§ Description of the task: Transcribe the lines below without any change, from the start of the records through the line containing "y-tick-label: 0.010 [110, 469, 140, 483]", including both ends.

(Dataset records)

____________

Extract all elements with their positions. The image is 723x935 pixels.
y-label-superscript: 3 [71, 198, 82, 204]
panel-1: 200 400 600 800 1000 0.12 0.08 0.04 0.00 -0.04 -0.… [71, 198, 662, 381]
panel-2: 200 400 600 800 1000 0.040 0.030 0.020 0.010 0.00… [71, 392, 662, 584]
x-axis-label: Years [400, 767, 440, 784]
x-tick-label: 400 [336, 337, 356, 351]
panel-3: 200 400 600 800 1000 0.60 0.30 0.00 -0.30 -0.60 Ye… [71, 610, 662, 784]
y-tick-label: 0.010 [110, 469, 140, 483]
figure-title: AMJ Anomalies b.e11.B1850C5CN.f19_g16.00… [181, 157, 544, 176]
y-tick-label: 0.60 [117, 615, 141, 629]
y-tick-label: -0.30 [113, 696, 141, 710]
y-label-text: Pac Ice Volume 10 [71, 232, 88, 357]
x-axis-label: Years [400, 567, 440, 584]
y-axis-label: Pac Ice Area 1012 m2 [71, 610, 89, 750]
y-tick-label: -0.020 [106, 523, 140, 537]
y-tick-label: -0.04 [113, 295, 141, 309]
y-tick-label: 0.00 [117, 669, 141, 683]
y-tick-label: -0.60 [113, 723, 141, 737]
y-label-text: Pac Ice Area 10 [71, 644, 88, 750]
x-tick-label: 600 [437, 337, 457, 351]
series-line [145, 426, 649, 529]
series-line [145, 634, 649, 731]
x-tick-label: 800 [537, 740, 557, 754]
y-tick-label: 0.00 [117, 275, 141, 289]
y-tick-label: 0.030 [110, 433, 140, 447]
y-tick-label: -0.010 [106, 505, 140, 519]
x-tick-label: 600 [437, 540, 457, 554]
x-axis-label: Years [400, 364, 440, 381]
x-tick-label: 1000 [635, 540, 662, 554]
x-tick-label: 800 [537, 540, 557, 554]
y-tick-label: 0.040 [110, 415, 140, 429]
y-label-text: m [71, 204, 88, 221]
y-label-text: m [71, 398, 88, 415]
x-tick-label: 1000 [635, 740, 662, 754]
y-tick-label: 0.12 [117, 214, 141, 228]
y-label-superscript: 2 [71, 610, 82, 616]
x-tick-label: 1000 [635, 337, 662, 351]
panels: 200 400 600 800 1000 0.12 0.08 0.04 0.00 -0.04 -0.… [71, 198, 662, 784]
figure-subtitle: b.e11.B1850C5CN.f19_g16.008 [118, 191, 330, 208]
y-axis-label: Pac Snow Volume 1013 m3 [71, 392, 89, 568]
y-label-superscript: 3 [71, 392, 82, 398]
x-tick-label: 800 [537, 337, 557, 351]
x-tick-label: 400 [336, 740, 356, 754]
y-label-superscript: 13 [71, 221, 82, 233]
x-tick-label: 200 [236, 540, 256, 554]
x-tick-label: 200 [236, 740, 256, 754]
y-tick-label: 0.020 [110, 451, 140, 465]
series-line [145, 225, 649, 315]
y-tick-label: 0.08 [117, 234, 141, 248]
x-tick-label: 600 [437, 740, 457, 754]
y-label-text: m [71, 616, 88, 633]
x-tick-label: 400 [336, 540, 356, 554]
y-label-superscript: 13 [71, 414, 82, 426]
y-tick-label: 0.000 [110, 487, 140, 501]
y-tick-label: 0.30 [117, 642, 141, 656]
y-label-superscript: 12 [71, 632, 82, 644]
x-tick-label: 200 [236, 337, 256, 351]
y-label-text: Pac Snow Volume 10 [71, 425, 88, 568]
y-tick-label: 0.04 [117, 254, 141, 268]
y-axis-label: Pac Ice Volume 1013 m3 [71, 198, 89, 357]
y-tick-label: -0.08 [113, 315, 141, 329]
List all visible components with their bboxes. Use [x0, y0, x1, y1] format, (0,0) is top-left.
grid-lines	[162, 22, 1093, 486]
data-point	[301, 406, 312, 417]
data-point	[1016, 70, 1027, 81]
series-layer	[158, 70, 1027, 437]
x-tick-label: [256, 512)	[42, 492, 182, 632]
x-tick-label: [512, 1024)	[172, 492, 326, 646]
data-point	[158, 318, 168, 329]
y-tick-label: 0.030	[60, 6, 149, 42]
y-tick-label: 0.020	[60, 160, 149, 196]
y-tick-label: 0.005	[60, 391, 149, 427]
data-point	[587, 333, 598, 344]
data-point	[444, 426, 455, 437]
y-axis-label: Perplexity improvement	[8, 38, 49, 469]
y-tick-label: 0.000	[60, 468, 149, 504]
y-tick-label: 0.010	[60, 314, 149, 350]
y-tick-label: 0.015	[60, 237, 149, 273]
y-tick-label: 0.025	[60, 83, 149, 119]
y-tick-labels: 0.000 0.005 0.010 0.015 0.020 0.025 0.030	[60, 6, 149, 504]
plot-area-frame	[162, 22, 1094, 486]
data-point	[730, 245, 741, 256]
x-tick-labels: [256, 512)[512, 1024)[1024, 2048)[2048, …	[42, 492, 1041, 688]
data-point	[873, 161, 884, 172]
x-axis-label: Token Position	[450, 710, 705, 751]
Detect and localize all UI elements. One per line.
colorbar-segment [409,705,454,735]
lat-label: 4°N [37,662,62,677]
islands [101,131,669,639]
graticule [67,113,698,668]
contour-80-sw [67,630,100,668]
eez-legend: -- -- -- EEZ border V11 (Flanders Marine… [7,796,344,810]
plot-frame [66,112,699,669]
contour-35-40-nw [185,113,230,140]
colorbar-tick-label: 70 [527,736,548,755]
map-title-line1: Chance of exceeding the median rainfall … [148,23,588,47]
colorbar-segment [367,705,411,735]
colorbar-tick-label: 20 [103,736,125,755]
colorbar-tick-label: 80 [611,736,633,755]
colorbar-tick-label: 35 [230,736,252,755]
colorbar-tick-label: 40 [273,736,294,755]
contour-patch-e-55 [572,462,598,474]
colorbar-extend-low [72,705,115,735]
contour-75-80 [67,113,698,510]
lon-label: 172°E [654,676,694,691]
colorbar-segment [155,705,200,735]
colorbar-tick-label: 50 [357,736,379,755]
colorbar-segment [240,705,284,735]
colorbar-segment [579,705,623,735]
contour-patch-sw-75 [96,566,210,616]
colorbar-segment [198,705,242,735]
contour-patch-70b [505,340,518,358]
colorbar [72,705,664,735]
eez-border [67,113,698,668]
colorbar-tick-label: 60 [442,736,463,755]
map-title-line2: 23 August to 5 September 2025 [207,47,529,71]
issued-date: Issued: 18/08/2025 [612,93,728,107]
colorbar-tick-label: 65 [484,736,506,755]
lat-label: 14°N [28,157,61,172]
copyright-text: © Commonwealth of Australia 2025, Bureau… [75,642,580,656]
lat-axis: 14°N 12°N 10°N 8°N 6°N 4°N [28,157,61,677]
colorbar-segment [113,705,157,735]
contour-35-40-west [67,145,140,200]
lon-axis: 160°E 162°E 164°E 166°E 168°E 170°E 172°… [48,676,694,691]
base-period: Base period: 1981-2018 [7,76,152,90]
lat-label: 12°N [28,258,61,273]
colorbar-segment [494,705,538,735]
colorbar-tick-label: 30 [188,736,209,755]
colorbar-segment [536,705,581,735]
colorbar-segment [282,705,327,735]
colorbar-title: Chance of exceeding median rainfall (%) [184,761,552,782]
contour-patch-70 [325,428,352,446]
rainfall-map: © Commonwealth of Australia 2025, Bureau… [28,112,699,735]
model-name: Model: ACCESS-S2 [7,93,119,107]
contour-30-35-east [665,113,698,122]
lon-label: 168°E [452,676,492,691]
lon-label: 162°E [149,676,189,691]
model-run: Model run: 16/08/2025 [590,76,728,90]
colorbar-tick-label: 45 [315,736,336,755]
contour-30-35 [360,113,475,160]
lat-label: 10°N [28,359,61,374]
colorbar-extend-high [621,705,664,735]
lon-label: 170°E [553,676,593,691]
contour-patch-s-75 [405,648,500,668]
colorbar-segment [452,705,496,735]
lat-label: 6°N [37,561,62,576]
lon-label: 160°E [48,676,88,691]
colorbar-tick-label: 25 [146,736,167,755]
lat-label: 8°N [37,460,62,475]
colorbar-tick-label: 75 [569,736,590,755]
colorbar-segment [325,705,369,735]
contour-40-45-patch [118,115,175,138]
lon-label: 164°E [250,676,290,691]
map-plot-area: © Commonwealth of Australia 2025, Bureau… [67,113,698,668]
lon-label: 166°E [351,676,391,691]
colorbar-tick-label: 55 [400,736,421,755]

____________

§ In response:
Extract all elements with their positions. The image is 723x935 pixels.
y-label-superscript: 3 [71, 198, 82, 204]
panel-1: 200 400 600 800 1000 0.12 0.08 0.04 0.00 -0.04 -0.… [71, 198, 662, 381]
panel-2: 200 400 600 800 1000 0.040 0.030 0.020 0.010 0.00… [71, 392, 662, 584]
x-axis-label: Years [400, 767, 440, 784]
x-tick-label: 400 [336, 337, 356, 351]
panel-3: 200 400 600 800 1000 0.60 0.30 0.00 -0.30 -0.60 Ye… [71, 610, 662, 784]
y-tick-label: 0.010 [110, 469, 140, 483]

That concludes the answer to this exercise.